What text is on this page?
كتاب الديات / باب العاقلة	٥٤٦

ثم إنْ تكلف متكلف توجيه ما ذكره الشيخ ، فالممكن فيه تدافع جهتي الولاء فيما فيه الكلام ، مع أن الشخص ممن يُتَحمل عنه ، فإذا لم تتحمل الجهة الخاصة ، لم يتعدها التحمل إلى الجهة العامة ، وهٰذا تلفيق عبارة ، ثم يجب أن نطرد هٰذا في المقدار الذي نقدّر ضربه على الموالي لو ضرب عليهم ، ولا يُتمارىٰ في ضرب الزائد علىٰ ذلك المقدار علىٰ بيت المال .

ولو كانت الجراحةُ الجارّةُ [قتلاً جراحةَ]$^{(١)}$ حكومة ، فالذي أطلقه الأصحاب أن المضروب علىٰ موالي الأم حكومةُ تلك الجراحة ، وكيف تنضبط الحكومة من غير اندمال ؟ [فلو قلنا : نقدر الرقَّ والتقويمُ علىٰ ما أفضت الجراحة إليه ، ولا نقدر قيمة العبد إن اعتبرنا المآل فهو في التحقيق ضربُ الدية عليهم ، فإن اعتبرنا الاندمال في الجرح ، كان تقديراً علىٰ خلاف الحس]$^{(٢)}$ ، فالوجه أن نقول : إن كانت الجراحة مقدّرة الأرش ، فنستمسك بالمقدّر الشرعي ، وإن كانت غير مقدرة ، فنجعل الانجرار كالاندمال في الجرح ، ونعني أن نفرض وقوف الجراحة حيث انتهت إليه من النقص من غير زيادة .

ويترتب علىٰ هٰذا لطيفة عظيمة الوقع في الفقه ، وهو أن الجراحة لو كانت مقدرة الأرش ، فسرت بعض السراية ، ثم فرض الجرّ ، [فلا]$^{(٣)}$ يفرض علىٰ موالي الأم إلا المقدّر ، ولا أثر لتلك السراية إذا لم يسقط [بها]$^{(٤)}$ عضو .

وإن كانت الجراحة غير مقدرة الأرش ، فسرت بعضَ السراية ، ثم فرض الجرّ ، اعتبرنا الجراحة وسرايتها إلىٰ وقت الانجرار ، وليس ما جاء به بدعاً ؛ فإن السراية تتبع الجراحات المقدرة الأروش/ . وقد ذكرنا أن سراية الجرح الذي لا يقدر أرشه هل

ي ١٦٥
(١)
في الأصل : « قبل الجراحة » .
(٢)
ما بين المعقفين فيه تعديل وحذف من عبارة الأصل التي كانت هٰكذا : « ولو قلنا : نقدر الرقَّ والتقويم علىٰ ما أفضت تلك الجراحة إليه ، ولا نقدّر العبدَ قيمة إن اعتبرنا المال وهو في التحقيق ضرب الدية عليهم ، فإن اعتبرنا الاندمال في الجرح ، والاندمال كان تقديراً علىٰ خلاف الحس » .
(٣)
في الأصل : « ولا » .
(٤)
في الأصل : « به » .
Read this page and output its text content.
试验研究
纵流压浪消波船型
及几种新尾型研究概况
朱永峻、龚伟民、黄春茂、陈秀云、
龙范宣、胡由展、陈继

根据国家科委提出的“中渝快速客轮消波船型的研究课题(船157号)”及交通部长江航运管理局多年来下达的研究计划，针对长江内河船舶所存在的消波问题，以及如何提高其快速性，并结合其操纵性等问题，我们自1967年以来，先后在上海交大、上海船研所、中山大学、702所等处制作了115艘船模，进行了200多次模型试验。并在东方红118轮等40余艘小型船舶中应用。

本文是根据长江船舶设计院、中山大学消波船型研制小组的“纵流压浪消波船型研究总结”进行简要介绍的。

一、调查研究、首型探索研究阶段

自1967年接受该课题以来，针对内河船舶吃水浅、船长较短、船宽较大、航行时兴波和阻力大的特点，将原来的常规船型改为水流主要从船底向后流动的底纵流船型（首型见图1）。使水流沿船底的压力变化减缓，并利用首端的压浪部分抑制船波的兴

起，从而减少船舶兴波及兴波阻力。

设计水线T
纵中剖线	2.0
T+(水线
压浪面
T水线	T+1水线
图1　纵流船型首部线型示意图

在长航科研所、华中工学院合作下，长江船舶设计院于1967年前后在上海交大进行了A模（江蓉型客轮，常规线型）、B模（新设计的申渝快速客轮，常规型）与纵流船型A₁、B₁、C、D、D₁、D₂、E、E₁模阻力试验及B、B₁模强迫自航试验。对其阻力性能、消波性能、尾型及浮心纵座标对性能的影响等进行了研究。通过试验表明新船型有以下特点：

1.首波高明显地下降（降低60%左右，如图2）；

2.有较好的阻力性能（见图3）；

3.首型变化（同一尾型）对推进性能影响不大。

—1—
□ □ □ □ □ □ □
_Problem requirements_:
Using the listing, copy every line where the word "page" shows up.

_Full response_:
What text is on this page?
Read this page and output its text content.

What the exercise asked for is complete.